▶ [EXERCISE INSTRUCTIONS]: Find the lines containing "Tech" and say how many there are, with no other words.

▶ [DATASET RECORDS]:
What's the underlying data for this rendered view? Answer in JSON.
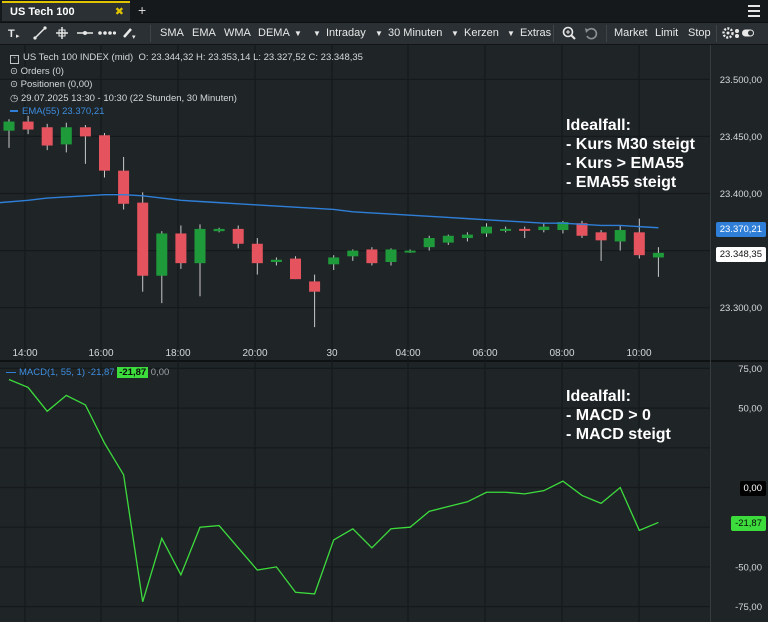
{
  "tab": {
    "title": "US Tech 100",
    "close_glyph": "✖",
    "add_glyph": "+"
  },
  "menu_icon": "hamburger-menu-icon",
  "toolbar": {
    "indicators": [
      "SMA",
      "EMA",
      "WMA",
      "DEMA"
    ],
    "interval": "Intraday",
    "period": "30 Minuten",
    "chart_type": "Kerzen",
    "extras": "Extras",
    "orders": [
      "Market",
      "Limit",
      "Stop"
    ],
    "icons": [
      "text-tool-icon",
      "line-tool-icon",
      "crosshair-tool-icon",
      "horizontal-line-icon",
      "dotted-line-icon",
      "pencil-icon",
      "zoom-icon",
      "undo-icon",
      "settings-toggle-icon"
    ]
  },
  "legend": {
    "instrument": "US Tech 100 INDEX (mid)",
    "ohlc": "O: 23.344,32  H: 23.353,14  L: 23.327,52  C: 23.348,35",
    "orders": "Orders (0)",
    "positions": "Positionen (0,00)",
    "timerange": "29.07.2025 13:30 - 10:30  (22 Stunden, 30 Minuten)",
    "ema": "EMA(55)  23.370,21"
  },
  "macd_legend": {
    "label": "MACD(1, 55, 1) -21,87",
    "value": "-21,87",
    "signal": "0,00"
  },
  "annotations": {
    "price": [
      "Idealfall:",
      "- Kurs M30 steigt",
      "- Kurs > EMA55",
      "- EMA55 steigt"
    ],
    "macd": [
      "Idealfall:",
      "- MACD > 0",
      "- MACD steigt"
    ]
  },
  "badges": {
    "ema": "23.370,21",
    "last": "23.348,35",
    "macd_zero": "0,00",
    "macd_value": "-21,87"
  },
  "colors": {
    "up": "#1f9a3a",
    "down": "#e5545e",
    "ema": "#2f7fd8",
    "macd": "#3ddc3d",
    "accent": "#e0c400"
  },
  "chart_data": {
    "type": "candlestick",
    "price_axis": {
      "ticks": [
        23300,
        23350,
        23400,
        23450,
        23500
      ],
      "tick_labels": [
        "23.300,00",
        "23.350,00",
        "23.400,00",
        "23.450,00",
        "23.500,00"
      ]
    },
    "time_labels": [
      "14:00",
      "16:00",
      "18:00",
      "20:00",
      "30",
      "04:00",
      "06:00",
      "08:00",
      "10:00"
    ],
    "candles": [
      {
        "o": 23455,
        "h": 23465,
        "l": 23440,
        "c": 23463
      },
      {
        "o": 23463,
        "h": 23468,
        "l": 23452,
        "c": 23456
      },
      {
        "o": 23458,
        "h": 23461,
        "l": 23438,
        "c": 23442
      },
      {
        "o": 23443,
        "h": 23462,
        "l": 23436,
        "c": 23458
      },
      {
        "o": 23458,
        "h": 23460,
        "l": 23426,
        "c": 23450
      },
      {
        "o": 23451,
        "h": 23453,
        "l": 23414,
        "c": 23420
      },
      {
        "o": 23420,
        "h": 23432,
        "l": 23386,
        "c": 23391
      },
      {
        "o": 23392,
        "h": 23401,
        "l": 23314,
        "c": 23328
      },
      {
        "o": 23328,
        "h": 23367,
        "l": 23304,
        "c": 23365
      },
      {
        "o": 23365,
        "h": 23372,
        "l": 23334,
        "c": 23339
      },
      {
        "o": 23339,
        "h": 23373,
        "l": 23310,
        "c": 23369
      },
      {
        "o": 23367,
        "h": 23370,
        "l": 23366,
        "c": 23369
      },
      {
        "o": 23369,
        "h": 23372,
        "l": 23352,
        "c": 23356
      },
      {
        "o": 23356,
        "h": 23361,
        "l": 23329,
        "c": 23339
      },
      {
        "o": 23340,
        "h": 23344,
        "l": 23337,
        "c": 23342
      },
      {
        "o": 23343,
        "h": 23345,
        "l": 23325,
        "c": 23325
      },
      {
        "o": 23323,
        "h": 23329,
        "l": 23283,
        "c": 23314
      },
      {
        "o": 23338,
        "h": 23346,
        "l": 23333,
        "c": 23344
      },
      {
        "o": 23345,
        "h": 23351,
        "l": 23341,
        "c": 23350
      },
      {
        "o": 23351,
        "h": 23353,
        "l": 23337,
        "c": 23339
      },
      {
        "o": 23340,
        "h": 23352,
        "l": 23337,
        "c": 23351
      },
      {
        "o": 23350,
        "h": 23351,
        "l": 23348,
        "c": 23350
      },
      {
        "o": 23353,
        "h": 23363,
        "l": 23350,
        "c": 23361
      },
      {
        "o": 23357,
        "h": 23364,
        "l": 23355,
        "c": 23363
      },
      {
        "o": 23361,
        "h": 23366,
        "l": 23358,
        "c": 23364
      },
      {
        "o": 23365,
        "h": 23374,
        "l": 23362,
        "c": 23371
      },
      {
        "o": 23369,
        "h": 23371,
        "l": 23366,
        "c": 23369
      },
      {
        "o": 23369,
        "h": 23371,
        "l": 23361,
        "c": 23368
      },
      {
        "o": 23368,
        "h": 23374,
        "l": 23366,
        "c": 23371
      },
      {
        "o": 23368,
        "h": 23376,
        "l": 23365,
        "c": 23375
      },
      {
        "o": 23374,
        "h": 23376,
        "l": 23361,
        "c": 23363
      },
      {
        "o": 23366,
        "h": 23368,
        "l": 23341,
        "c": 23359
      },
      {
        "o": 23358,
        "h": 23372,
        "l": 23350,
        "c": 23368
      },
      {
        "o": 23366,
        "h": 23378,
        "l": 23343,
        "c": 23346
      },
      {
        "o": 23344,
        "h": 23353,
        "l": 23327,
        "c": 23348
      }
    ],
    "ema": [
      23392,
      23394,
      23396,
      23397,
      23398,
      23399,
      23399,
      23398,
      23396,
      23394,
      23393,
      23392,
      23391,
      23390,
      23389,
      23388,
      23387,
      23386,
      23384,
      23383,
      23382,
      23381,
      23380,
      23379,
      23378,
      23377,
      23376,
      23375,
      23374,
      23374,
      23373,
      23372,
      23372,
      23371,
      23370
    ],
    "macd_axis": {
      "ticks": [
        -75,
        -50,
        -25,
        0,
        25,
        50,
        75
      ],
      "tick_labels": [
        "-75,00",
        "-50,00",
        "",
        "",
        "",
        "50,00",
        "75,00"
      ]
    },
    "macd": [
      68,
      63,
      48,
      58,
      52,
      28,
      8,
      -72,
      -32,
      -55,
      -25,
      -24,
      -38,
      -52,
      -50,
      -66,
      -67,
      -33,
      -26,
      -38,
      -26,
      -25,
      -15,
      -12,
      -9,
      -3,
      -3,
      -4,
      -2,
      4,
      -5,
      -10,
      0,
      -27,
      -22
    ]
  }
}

==

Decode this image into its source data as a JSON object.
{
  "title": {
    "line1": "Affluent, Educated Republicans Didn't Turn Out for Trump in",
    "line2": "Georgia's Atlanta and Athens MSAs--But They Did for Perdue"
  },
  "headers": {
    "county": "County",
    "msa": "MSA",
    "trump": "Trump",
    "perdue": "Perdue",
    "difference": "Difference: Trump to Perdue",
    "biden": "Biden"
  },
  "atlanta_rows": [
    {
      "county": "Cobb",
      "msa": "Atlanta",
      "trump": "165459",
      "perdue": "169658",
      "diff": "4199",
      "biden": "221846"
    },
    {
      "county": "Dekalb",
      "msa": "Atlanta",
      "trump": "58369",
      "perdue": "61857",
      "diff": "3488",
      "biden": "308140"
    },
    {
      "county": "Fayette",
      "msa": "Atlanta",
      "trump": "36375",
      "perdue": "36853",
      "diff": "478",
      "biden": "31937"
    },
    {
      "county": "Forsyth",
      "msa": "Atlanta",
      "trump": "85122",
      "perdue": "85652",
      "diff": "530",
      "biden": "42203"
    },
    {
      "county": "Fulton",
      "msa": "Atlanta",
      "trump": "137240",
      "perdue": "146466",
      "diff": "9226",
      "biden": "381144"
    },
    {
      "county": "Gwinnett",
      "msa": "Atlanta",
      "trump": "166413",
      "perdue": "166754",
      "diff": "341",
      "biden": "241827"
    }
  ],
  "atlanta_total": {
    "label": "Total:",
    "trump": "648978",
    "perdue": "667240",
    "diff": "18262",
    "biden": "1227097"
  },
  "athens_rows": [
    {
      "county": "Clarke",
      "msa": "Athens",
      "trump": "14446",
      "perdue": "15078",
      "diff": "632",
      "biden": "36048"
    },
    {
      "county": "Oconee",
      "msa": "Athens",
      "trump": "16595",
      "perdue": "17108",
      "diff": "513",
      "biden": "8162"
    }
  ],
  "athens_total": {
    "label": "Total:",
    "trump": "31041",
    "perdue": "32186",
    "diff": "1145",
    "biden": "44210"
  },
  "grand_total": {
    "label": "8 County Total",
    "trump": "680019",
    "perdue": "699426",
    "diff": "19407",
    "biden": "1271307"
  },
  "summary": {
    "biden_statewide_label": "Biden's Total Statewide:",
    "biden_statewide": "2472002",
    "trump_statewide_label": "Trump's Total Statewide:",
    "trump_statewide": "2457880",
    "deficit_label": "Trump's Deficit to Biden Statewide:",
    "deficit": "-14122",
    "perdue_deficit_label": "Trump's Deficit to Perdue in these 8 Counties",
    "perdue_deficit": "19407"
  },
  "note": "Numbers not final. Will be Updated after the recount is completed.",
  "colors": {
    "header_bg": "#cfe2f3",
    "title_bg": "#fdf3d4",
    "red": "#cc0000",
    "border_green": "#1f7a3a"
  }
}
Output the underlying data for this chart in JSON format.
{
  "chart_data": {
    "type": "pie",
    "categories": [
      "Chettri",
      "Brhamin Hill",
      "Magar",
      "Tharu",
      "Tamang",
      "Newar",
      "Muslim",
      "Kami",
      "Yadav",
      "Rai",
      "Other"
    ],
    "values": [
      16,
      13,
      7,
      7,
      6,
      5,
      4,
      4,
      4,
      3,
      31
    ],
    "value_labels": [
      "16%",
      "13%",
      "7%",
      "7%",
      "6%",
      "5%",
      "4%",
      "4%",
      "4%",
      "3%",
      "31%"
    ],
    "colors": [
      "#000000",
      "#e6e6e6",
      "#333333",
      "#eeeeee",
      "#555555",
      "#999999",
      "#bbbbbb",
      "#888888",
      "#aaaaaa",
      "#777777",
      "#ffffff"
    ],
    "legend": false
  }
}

▶ [REPLY]: 2